* [Texto de origem]:
Quando eu morava em África, fazia documentários no Quénia, no Ruanda e no Congo,
conduzindo através do deserto; era assim que os animais se comportavam, não as
pessoas. Os grandes felinos a encontrar a sua vítima. Uma zebra ou uma gazela.
E a caça começava: uma ocorrência terrível. Depois, a morte lenta - comendo a
vítima viva.
Muito semelhante à
designada Doutrina Monroe.
O Império tem de matar.
Periodicamente. Com regularidade previsível.
E ninguém faz nada. O
mundo está a assistir. Fingindo que nada de extraordinário está a acontecer.
Perguntem a si mesmos: A
revolução legítima pode ser bem sucedida em tais condições? Qualquer governo
socialista eleito democraticamente poderá sobreviver? Ou tudo que é decente,
esperançoso e optimista acaba sempre vítima de um império degenerado, brutal e
vulgar?

* [Informação fornecida]:
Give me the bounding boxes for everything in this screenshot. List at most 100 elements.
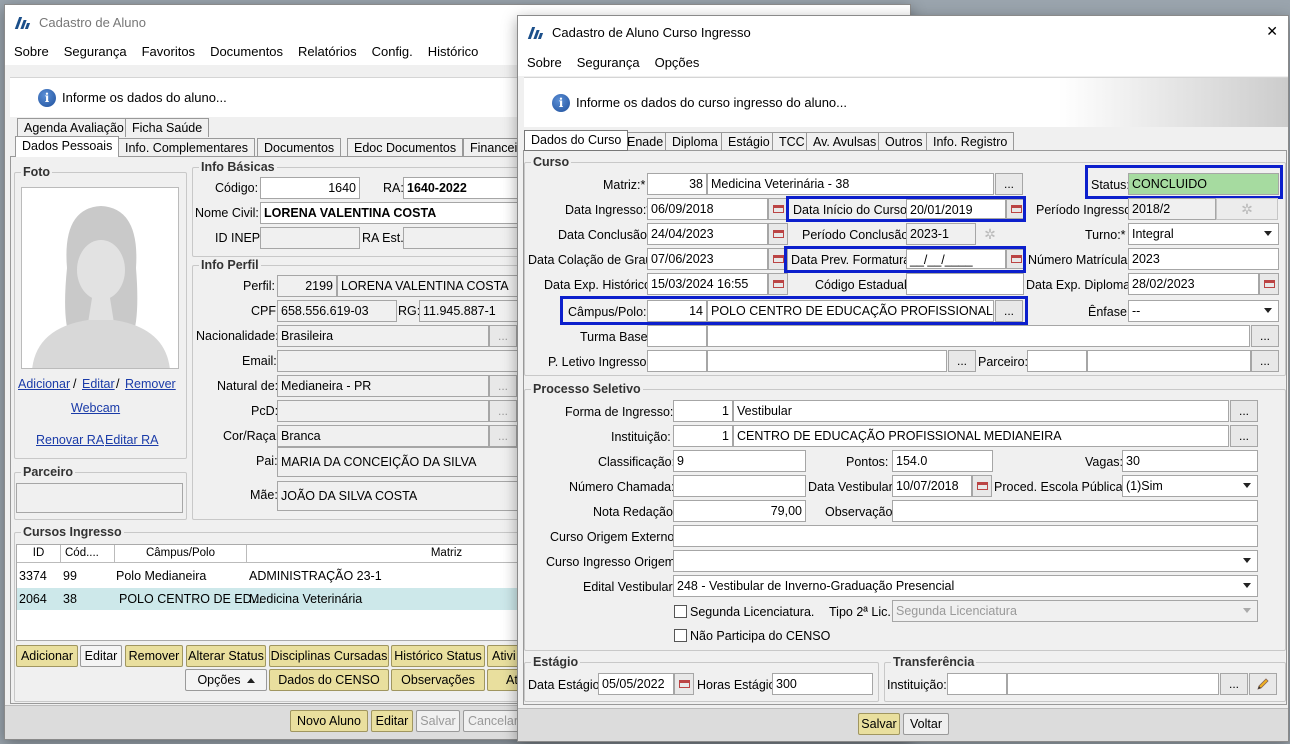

* [Instrução A]:
Responda a cada pergunta com base no texto de origem, uma resposta por linha.
(i) Em que países eram feitos os documentários referidos no início?
(ii) Que animais são dados como exemplo da vítima dos grandes felinos?
(iii) A que doutrina é comparado o comportamento descrito?
* [Instrução B]: Transcreva do texto de origem, sem qualquer alteração, o trecho que vai de "O Império tem" a "está a acontecer.".

* [Resposta do exercício A]:
(i) No Quénia, no Ruanda e no Congo.
(ii) Uma zebra ou uma gazela.
(iii) À designada Doutrina Monroe.

* [Resposta do exercício B]:
O Império tem de matar.
Periodicamente. Com regularidade previsível.
E ninguém faz nada. O
mundo está a assistir. Fingindo que nada de extraordinário está a acontecer.